▸ Directions: If a record holds a picture, please leave the picture out and copy the rest of the record exactly.

[Opening Records for this exercise section]

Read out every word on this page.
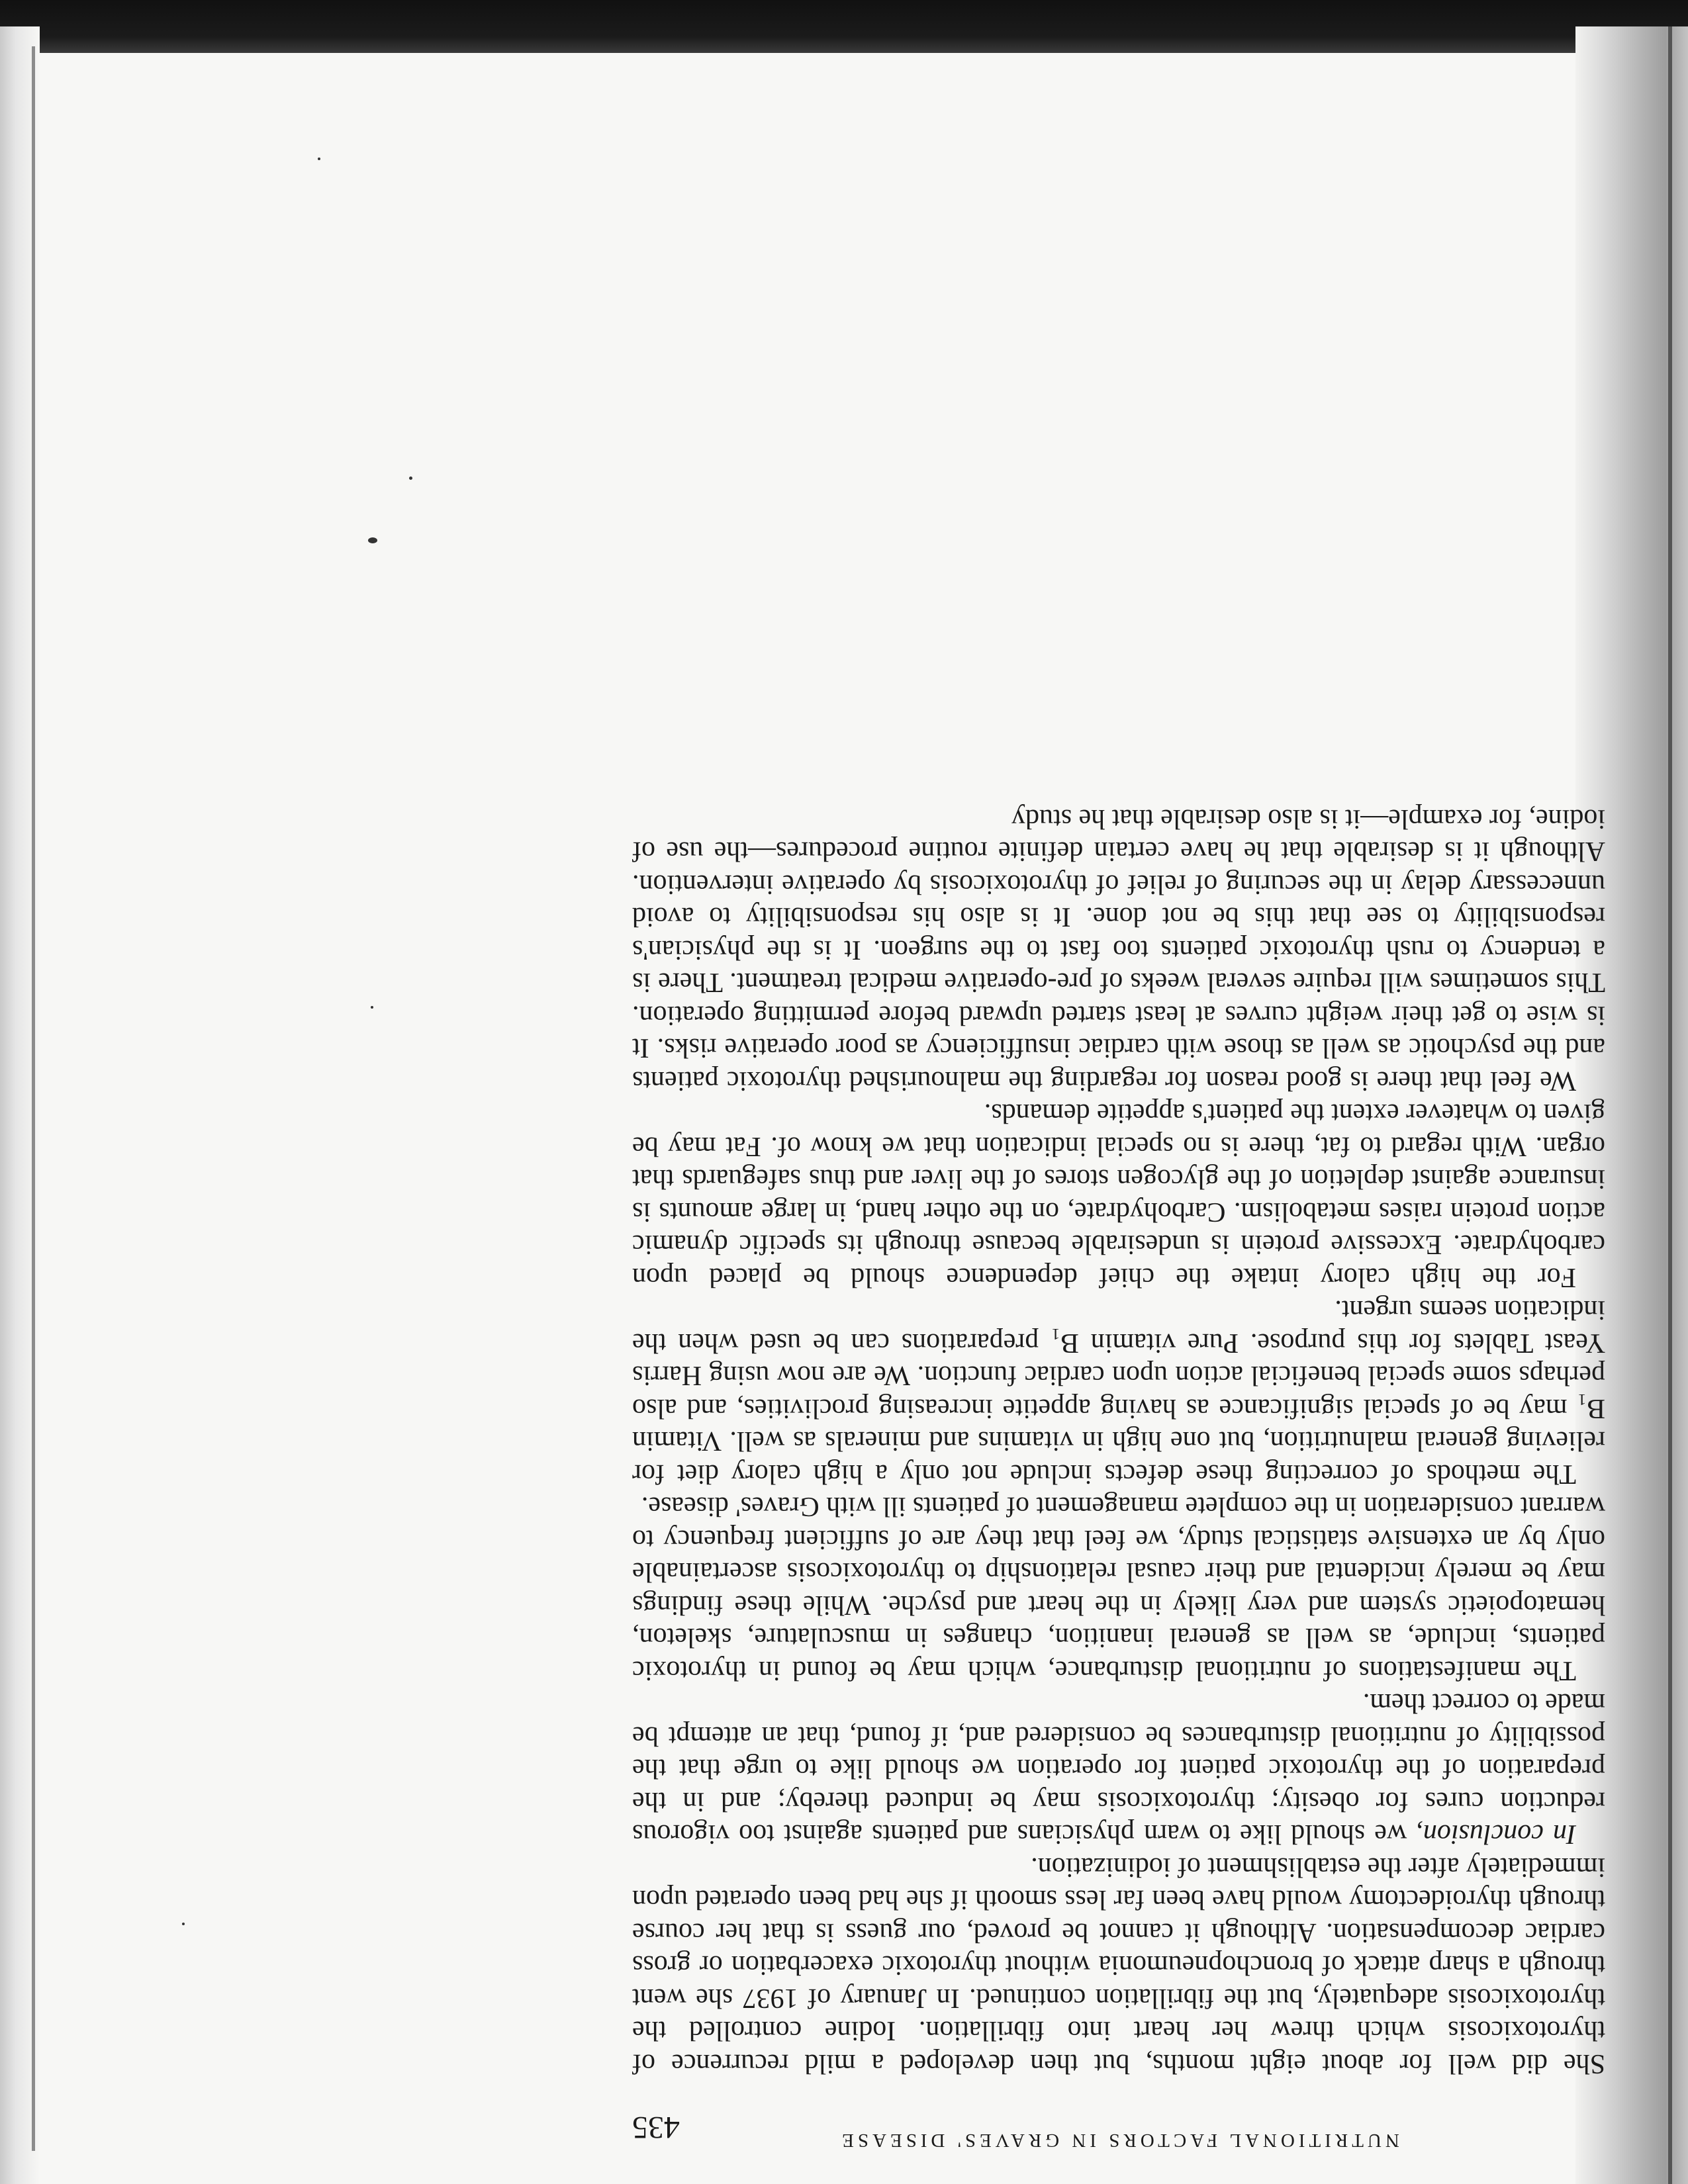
NUTRITIONAL FACTORS IN GRAVES' DISEASE
435

She did well for about eight months, but then developed a mild recurrence of thyrotoxicosis which threw her heart into fibrillation. Iodine controlled the thyrotoxicosis adequately, but the fibrillation continued. In January of 1937 she went through a sharp attack of bronchopneumonia without thyrotoxic exacerbation or gross cardiac decompensation. Although it cannot be proved, our guess is that her course through thyroidectomy would have been far less smooth if she had been operated upon immediately after the establishment of iodinization.

In conclusion, we should like to warn physicians and patients against too vigorous reduction cures for obesity; thyrotoxicosis may be induced thereby; and in the preparation of the thyrotoxic patient for operation we should like to urge that the possibility of nutritional disturbances be considered and, if found, that an attempt be made to correct them.

The manifestations of nutritional disturbance, which may be found in thyrotoxic patients, include, as well as general inanition, changes in musculature, skeleton, hematopoietic system and very likely in the heart and psyche. While these findings may be merely incidental and their causal relationship to thyrotoxicosis ascertainable only by an extensive statistical study, we feel that they are of sufficient frequency to warrant consideration in the complete management of patients ill with Graves' disease.

The methods of correcting these defects include not only a high calory diet for relieving general malnutrition, but one high in vitamins and minerals as well. Vitamin B₁ may be of special significance as having appetite increasing proclivities, and also perhaps some special beneficial action upon cardiac function. We are now using Harris Yeast Tablets for this purpose. Pure vitamin B₁ preparations can be used when the indication seems urgent.

For the high calory intake the chief dependence should be placed upon carbohydrate. Excessive protein is undesirable because through its specific dynamic action protein raises metabolism. Carbohydrate, on the other hand, in large amounts is insurance against depletion of the glycogen stores of the liver and thus safeguards that organ. With regard to fat, there is no special indication that we know of. Fat may be given to whatever extent the patient's appetite demands.

We feel that there is good reason for regarding the malnourished thyrotoxic patients and the psychotic as well as those with cardiac insufficiency as poor operative risks. It is wise to get their weight curves at least started upward before permitting operation. This sometimes will require several weeks of pre-operative medical treatment. There is a tendency to rush thyrotoxic patients too fast to the surgeon. It is the physician's responsibility to see that this be not done. It is also his responsibility to avoid unnecessary delay in the securing of relief of thyrotoxicosis by operative intervention. Although it is desirable that he have certain definite routine procedures—the use of iodine, for example—it is also desirable that he study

[Closing Records for this exercise section]

▸ Problem solution:
Read out every word on this page.
NUTRITIONAL FACTORS IN GRAVES' DISEASE
435

She did well for about eight months, but then developed a mild recurrence of thyrotoxicosis which threw her heart into fibrillation. Iodine controlled the thyrotoxicosis adequately, but the fibrillation continued. In January of 1937 she went through a sharp attack of bronchopneumonia without thyrotoxic exacerbation or gross cardiac decompensation. Although it cannot be proved, our guess is that her course through thyroidectomy would have been far less smooth if she had been operated upon immediately after the establishment of iodinization.

In conclusion, we should like to warn physicians and patients against too vigorous reduction cures for obesity; thyrotoxicosis may be induced thereby; and in the preparation of the thyrotoxic patient for operation we should like to urge that the possibility of nutritional disturbances be considered and, if found, that an attempt be made to correct them.

The manifestations of nutritional disturbance, which may be found in thyrotoxic patients, include, as well as general inanition, changes in musculature, skeleton, hematopoietic system and very likely in the heart and psyche. While these findings may be merely incidental and their causal relationship to thyrotoxicosis ascertainable only by an extensive statistical study, we feel that they are of sufficient frequency to warrant consideration in the complete management of patients ill with Graves' disease.

The methods of correcting these defects include not only a high calory diet for relieving general malnutrition, but one high in vitamins and minerals as well. Vitamin B₁ may be of special significance as having appetite increasing proclivities, and also perhaps some special beneficial action upon cardiac function. We are now using Harris Yeast Tablets for this purpose. Pure vitamin B₁ preparations can be used when the indication seems urgent.

For the high calory intake the chief dependence should be placed upon carbohydrate. Excessive protein is undesirable because through its specific dynamic action protein raises metabolism. Carbohydrate, on the other hand, in large amounts is insurance against depletion of the glycogen stores of the liver and thus safeguards that organ. With regard to fat, there is no special indication that we know of. Fat may be given to whatever extent the patient's appetite demands.

We feel that there is good reason for regarding the malnourished thyrotoxic patients and the psychotic as well as those with cardiac insufficiency as poor operative risks. It is wise to get their weight curves at least started upward before permitting operation. This sometimes will require several weeks of pre-operative medical treatment. There is a tendency to rush thyrotoxic patients too fast to the surgeon. It is the physician's responsibility to see that this be not done. It is also his responsibility to avoid unnecessary delay in the securing of relief of thyrotoxicosis by operative intervention. Although it is desirable that he have certain definite routine procedures—the use of iodine, for example—it is also desirable that he study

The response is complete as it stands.